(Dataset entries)
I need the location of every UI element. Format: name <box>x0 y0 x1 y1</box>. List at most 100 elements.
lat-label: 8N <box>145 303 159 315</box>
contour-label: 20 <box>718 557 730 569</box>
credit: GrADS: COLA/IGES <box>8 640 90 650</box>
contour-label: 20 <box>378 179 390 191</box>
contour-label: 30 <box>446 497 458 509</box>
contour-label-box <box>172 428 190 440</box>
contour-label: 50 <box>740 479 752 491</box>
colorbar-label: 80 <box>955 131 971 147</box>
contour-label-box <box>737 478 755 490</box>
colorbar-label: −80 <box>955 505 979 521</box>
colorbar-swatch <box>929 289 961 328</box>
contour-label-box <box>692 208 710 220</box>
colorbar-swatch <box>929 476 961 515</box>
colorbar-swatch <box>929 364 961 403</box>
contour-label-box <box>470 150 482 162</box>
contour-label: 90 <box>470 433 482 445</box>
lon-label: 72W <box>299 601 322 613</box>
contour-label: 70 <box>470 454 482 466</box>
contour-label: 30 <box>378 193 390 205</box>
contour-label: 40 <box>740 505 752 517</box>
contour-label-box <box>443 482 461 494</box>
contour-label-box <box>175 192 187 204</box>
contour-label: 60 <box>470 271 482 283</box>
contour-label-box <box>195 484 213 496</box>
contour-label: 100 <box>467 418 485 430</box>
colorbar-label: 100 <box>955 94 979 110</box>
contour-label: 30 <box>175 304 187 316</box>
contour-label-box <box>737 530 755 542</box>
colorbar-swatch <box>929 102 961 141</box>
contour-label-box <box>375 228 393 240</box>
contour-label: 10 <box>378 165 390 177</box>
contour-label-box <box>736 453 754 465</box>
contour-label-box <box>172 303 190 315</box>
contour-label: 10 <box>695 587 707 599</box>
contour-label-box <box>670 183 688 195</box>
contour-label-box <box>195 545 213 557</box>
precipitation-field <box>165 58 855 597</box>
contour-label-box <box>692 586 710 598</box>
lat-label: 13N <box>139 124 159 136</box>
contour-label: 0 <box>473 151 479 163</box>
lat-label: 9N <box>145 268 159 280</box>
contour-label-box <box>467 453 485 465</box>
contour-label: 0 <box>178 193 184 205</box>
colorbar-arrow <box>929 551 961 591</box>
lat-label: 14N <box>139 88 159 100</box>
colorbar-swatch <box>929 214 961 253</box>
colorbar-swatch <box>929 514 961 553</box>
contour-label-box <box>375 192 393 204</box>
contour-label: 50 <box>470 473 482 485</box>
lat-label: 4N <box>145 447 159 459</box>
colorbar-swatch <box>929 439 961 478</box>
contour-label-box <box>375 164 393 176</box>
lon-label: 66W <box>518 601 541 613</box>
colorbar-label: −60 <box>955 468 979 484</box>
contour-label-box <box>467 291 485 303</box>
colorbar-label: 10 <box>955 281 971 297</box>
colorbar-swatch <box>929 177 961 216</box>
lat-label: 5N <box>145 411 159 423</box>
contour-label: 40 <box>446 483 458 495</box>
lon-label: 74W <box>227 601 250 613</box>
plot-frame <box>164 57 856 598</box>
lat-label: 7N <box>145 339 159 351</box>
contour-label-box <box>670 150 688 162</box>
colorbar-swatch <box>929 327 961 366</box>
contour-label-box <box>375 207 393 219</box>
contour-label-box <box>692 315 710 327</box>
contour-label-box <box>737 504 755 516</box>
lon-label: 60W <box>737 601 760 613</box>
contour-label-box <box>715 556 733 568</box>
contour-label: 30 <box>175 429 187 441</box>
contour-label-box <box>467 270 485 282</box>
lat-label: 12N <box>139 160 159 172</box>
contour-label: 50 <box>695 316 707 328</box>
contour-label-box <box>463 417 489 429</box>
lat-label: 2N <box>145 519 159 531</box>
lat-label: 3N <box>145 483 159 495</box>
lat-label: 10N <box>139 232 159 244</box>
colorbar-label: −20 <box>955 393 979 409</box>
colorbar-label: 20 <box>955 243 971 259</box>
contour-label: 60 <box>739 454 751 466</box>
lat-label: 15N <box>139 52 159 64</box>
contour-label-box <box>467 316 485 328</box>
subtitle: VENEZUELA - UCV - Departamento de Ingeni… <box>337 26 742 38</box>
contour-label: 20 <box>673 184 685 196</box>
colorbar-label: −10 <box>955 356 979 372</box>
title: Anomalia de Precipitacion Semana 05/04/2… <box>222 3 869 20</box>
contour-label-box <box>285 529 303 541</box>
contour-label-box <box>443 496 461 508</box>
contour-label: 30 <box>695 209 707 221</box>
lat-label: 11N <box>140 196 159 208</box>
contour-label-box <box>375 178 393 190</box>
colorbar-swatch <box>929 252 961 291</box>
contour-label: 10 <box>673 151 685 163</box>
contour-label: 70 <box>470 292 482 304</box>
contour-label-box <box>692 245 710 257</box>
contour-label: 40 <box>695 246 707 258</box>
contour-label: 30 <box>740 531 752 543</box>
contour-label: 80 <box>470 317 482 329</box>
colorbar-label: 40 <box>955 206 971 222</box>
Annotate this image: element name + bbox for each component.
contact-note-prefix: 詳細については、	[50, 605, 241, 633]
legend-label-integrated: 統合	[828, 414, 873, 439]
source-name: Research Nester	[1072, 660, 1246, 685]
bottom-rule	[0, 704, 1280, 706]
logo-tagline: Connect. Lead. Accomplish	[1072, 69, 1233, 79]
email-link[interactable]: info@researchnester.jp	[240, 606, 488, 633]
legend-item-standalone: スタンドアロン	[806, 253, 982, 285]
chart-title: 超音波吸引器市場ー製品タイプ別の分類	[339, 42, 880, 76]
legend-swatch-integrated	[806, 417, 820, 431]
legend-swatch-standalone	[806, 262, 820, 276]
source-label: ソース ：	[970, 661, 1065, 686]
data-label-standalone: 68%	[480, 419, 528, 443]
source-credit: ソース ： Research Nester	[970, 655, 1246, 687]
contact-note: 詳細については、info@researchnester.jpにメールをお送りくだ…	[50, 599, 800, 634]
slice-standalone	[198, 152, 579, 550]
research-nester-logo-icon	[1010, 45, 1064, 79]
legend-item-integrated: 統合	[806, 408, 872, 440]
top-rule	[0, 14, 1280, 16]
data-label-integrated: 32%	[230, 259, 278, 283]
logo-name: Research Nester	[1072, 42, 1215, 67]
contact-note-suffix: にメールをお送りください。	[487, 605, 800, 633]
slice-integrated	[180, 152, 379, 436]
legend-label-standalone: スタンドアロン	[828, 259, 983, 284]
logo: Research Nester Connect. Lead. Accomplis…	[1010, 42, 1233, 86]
--
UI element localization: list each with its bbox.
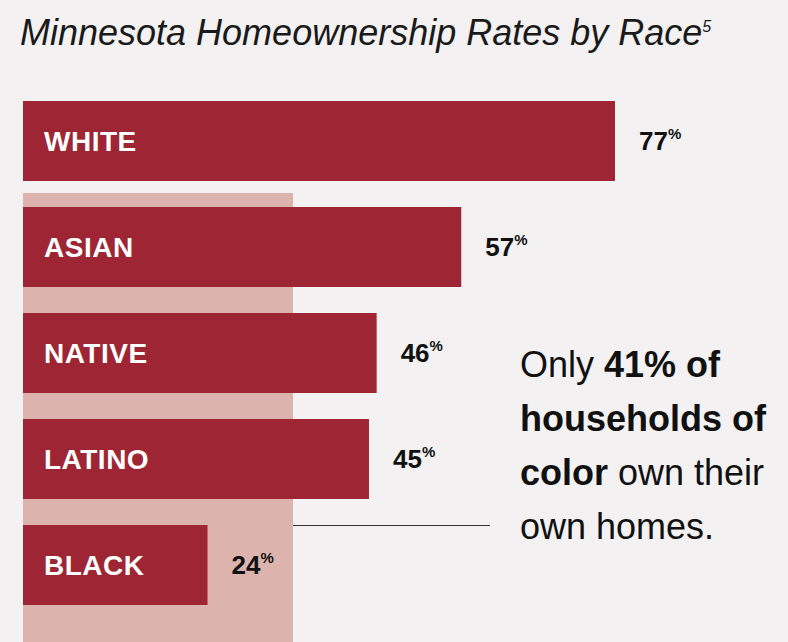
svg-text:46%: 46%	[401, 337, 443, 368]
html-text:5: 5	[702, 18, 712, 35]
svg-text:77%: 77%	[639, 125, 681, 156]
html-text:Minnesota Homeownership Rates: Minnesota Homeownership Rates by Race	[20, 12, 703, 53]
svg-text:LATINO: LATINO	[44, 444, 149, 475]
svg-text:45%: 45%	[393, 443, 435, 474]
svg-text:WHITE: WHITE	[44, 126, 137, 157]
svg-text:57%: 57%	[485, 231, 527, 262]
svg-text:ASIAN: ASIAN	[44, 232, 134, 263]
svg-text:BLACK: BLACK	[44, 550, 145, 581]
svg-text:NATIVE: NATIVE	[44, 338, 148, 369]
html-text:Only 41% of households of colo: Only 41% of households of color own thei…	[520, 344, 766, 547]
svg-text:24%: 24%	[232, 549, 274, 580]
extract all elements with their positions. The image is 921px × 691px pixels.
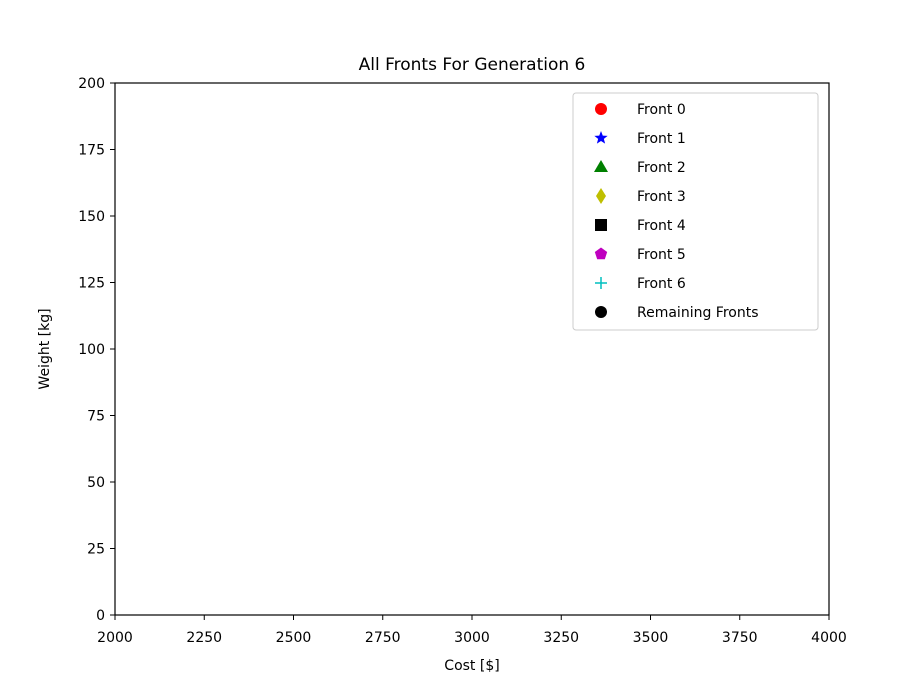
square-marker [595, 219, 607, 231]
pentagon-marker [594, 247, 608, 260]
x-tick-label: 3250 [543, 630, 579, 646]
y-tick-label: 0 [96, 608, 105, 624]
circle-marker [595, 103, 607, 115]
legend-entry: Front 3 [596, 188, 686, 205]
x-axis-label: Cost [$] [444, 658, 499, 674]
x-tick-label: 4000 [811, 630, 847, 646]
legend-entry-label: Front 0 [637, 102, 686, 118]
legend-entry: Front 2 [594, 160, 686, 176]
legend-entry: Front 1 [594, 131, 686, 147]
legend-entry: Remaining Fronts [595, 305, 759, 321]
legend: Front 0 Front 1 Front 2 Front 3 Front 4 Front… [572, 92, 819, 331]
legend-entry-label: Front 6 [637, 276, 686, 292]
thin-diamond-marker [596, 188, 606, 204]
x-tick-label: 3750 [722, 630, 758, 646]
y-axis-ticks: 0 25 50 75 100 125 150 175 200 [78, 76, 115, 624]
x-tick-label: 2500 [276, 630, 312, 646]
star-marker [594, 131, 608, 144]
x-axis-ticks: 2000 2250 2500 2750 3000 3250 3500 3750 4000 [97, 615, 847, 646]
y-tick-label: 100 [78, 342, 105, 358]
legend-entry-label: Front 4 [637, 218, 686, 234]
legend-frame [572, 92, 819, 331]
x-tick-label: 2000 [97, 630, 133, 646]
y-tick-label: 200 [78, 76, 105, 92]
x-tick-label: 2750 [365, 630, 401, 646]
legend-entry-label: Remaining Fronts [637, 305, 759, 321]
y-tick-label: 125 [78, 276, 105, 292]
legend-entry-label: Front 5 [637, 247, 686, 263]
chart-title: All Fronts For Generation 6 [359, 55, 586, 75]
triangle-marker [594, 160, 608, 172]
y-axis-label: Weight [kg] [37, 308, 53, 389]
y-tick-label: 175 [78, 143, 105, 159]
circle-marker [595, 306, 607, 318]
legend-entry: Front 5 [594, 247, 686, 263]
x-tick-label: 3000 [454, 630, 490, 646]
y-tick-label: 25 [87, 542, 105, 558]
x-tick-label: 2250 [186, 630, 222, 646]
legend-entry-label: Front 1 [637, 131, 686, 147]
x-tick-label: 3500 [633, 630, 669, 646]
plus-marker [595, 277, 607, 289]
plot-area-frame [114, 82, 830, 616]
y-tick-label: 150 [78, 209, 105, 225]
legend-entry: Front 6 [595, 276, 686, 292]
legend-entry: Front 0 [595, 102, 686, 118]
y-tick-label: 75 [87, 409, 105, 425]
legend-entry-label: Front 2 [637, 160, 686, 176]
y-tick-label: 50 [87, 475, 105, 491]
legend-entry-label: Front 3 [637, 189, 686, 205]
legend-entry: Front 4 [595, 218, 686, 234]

#### Your task
Rename "colorbar-swatch" to "color-scale-swatch" in the lines from the one containing "I need the location" up to and including the one containing "colorbar-swatch <box>929 364 961 403</box>", and reproduce those lines with no other alterations.

#### Solution to the exercise
I need the location of every UI element. Format: name <box>x0 y0 x1 y1</box>. List at most 100 elements.
lat-label: 8N <box>145 303 159 315</box>
contour-label: 20 <box>718 557 730 569</box>
credit: GrADS: COLA/IGES <box>8 640 90 650</box>
contour-label: 20 <box>378 179 390 191</box>
contour-label: 30 <box>446 497 458 509</box>
contour-label-box <box>172 428 190 440</box>
contour-label: 50 <box>740 479 752 491</box>
colorbar-label: 80 <box>955 131 971 147</box>
contour-label-box <box>737 478 755 490</box>
colorbar-label: −80 <box>955 505 979 521</box>
color-scale-swatch <box>929 289 961 328</box>
contour-label-box <box>692 208 710 220</box>
color-scale-swatch <box>929 476 961 515</box>
color-scale-swatch <box>929 364 961 403</box>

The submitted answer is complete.